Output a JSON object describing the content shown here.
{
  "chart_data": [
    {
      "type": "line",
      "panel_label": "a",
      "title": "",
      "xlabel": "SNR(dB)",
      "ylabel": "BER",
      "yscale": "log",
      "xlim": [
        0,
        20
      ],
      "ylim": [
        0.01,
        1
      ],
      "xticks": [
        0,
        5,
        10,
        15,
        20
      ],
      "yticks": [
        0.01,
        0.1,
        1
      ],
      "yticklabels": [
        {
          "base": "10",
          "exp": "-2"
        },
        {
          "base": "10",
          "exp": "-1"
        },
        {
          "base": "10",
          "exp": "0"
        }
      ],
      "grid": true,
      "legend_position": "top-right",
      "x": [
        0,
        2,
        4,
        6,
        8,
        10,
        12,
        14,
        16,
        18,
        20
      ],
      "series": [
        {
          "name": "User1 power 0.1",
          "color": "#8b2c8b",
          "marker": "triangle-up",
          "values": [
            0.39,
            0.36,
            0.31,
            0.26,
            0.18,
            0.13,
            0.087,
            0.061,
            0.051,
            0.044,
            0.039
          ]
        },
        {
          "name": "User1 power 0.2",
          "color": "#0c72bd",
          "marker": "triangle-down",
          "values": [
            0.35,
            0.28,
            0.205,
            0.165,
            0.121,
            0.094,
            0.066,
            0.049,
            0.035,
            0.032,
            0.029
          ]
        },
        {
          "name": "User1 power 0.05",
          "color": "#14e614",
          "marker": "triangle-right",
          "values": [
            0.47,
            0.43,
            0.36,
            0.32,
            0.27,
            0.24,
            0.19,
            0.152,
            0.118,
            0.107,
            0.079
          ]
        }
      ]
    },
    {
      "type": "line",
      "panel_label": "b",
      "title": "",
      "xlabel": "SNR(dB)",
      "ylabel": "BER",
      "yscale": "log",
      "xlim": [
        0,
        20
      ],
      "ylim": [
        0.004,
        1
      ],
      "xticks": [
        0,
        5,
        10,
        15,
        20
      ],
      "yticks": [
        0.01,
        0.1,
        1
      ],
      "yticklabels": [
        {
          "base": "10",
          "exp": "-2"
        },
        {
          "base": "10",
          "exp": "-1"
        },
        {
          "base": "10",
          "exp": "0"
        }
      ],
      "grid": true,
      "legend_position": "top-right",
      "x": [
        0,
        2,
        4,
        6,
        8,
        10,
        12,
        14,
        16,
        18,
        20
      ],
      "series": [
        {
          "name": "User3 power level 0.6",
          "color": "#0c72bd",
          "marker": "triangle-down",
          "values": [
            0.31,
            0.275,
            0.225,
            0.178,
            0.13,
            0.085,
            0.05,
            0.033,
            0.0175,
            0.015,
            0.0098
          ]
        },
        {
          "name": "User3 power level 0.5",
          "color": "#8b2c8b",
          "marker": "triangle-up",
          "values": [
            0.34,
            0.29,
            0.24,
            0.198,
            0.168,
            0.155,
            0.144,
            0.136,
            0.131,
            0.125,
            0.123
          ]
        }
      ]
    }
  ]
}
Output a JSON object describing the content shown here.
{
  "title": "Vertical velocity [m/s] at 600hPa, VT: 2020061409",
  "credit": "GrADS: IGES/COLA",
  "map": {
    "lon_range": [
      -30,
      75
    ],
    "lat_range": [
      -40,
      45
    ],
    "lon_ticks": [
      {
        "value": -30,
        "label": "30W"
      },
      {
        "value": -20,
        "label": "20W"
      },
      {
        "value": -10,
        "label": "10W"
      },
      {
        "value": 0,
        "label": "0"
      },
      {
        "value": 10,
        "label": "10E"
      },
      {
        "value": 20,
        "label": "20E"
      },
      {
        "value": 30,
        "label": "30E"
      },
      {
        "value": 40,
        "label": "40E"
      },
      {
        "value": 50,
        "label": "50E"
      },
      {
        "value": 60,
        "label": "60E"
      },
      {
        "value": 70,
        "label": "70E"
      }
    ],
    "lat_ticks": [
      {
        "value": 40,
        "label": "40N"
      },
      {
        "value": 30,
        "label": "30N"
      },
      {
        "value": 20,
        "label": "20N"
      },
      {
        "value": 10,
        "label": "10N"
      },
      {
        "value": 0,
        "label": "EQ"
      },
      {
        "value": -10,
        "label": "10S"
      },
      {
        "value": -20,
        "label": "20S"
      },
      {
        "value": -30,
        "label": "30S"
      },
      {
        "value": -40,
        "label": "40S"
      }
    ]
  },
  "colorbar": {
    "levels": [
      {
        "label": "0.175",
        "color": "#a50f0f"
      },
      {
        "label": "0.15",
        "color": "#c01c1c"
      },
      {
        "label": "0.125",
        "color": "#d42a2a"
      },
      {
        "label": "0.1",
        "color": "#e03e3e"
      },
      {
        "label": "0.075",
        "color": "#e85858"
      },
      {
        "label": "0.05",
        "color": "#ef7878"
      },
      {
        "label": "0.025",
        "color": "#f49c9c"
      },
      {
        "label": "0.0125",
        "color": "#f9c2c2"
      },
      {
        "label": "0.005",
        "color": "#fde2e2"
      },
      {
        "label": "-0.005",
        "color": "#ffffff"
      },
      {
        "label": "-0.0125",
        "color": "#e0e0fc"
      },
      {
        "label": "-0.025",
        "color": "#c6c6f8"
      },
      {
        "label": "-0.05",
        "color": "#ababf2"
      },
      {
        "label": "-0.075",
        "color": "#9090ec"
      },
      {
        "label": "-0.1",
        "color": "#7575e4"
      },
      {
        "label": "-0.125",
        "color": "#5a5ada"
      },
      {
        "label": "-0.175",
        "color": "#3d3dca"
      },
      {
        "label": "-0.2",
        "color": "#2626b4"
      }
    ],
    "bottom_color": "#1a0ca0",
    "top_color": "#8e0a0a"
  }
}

- _STATED GOAL_:
Scan the records for the string "power". Copy each line in which it appears.

- _ANSWER TO THE PROBLEM_:
          "name": "User1 power 0.1",
          "name": "User1 power 0.2",
          "name": "User1 power 0.05",
          "name": "User3 power level 0.6",
          "name": "User3 power level 0.5",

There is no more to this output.